**DATA RECORDS**
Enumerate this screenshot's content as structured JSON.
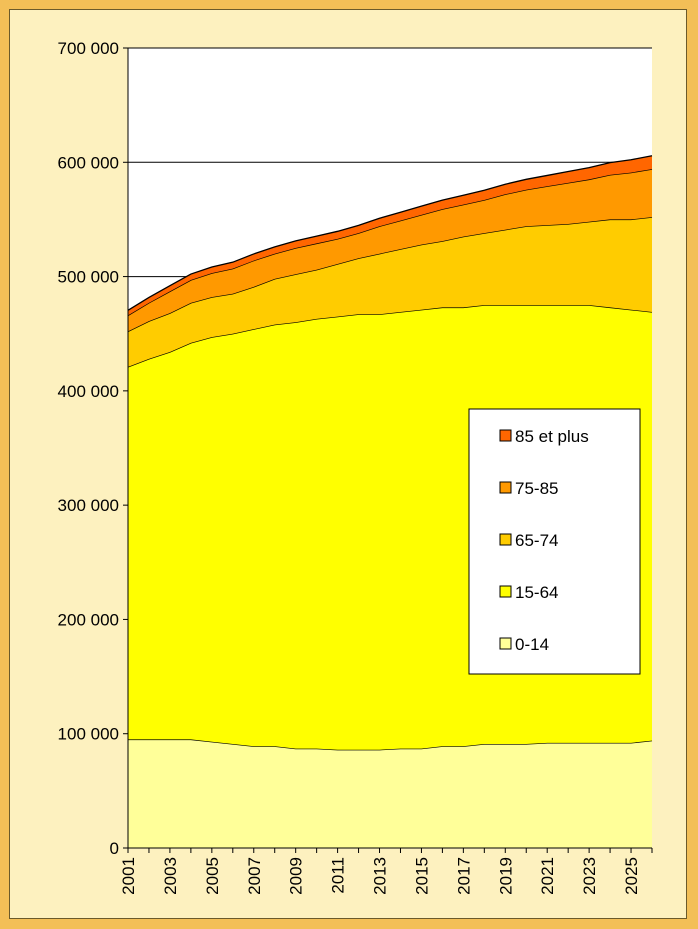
{
  "chart_data": {
    "type": "area",
    "stacked": true,
    "title": "",
    "xlabel": "",
    "ylabel": "",
    "x": [
      2001,
      2002,
      2003,
      2004,
      2005,
      2006,
      2007,
      2008,
      2009,
      2010,
      2011,
      2012,
      2013,
      2014,
      2015,
      2016,
      2017,
      2018,
      2019,
      2020,
      2021,
      2022,
      2023,
      2024,
      2025,
      2026
    ],
    "x_tick_labels": [
      "2001",
      "2003",
      "2005",
      "2007",
      "2009",
      "2011",
      "2013",
      "2015",
      "2017",
      "2019",
      "2021",
      "2023",
      "2025"
    ],
    "y_tick_labels": [
      "0",
      "100 000",
      "200 000",
      "300 000",
      "400 000",
      "500 000",
      "600 000",
      "700 000"
    ],
    "ylim": [
      0,
      700000
    ],
    "grid": "horizontal major",
    "legend_position": "right-middle",
    "series": [
      {
        "name": "0-14",
        "color": "#ffff99",
        "values": [
          95000,
          95000,
          95000,
          95000,
          93000,
          91000,
          89000,
          89000,
          87000,
          87000,
          86000,
          86000,
          86000,
          87000,
          87000,
          89000,
          89000,
          91000,
          91000,
          91000,
          92000,
          92000,
          92000,
          92000,
          92000,
          94000
        ]
      },
      {
        "name": "15-64",
        "color": "#ffff00",
        "values": [
          326000,
          333000,
          339000,
          347000,
          354000,
          359000,
          365000,
          369000,
          373000,
          376000,
          379000,
          381000,
          381000,
          382000,
          384000,
          384000,
          384000,
          384000,
          384000,
          384000,
          383000,
          383000,
          383000,
          381000,
          379000,
          375000
        ]
      },
      {
        "name": "65-74",
        "color": "#ffcc00",
        "values": [
          31000,
          33000,
          34000,
          35000,
          35000,
          35000,
          37000,
          40000,
          42000,
          43000,
          46000,
          49000,
          53000,
          55000,
          57000,
          58000,
          62000,
          63000,
          66000,
          69000,
          70000,
          71000,
          73000,
          77000,
          79000,
          83000
        ]
      },
      {
        "name": "75-85",
        "color": "#ff9900",
        "values": [
          14000,
          16000,
          19000,
          20000,
          21000,
          22000,
          23000,
          22000,
          23000,
          23000,
          22000,
          22000,
          24000,
          25000,
          26000,
          28000,
          28000,
          29000,
          31000,
          32000,
          34000,
          36000,
          37000,
          39000,
          41000,
          42000
        ]
      },
      {
        "name": "85 et plus",
        "color": "#ff6600",
        "values": [
          4500,
          4700,
          5000,
          5200,
          5400,
          5600,
          5800,
          6000,
          6200,
          6400,
          6600,
          6800,
          7000,
          7300,
          7600,
          7900,
          8200,
          8500,
          8800,
          9100,
          9500,
          9900,
          10300,
          10700,
          11200,
          11700
        ]
      }
    ]
  }
}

**EXERCISE OBJECTIVE**
Each line of the data should be quoted exactly, with pictures left out.

**RESULT**
Enumerate this screenshot's content as structured JSON.
{
  "chart_data": {
    "type": "area",
    "stacked": true,
    "title": "",
    "xlabel": "",
    "ylabel": "",
    "x": [
      2001,
      2002,
      2003,
      2004,
      2005,
      2006,
      2007,
      2008,
      2009,
      2010,
      2011,
      2012,
      2013,
      2014,
      2015,
      2016,
      2017,
      2018,
      2019,
      2020,
      2021,
      2022,
      2023,
      2024,
      2025,
      2026
    ],
    "x_tick_labels": [
      "2001",
      "2003",
      "2005",
      "2007",
      "2009",
      "2011",
      "2013",
      "2015",
      "2017",
      "2019",
      "2021",
      "2023",
      "2025"
    ],
    "y_tick_labels": [
      "0",
      "100 000",
      "200 000",
      "300 000",
      "400 000",
      "500 000",
      "600 000",
      "700 000"
    ],
    "ylim": [
      0,
      700000
    ],
    "grid": "horizontal major",
    "legend_position": "right-middle",
    "series": [
      {
        "name": "0-14",
        "color": "#ffff99",
        "values": [
          95000,
          95000,
          95000,
          95000,
          93000,
          91000,
          89000,
          89000,
          87000,
          87000,
          86000,
          86000,
          86000,
          87000,
          87000,
          89000,
          89000,
          91000,
          91000,
          91000,
          92000,
          92000,
          92000,
          92000,
          92000,
          94000
        ]
      },
      {
        "name": "15-64",
        "color": "#ffff00",
        "values": [
          326000,
          333000,
          339000,
          347000,
          354000,
          359000,
          365000,
          369000,
          373000,
          376000,
          379000,
          381000,
          381000,
          382000,
          384000,
          384000,
          384000,
          384000,
          384000,
          384000,
          383000,
          383000,
          383000,
          381000,
          379000,
          375000
        ]
      },
      {
        "name": "65-74",
        "color": "#ffcc00",
        "values": [
          31000,
          33000,
          34000,
          35000,
          35000,
          35000,
          37000,
          40000,
          42000,
          43000,
          46000,
          49000,
          53000,
          55000,
          57000,
          58000,
          62000,
          63000,
          66000,
          69000,
          70000,
          71000,
          73000,
          77000,
          79000,
          83000
        ]
      },
      {
        "name": "75-85",
        "color": "#ff9900",
        "values": [
          14000,
          16000,
          19000,
          20000,
          21000,
          22000,
          23000,
          22000,
          23000,
          23000,
          22000,
          22000,
          24000,
          25000,
          26000,
          28000,
          28000,
          29000,
          31000,
          32000,
          34000,
          36000,
          37000,
          39000,
          41000,
          42000
        ]
      },
      {
        "name": "85 et plus",
        "color": "#ff6600",
        "values": [
          4500,
          4700,
          5000,
          5200,
          5400,
          5600,
          5800,
          6000,
          6200,
          6400,
          6600,
          6800,
          7000,
          7300,
          7600,
          7900,
          8200,
          8500,
          8800,
          9100,
          9500,
          9900,
          10300,
          10700,
          11200,
          11700
        ]
      }
    ]
  }
}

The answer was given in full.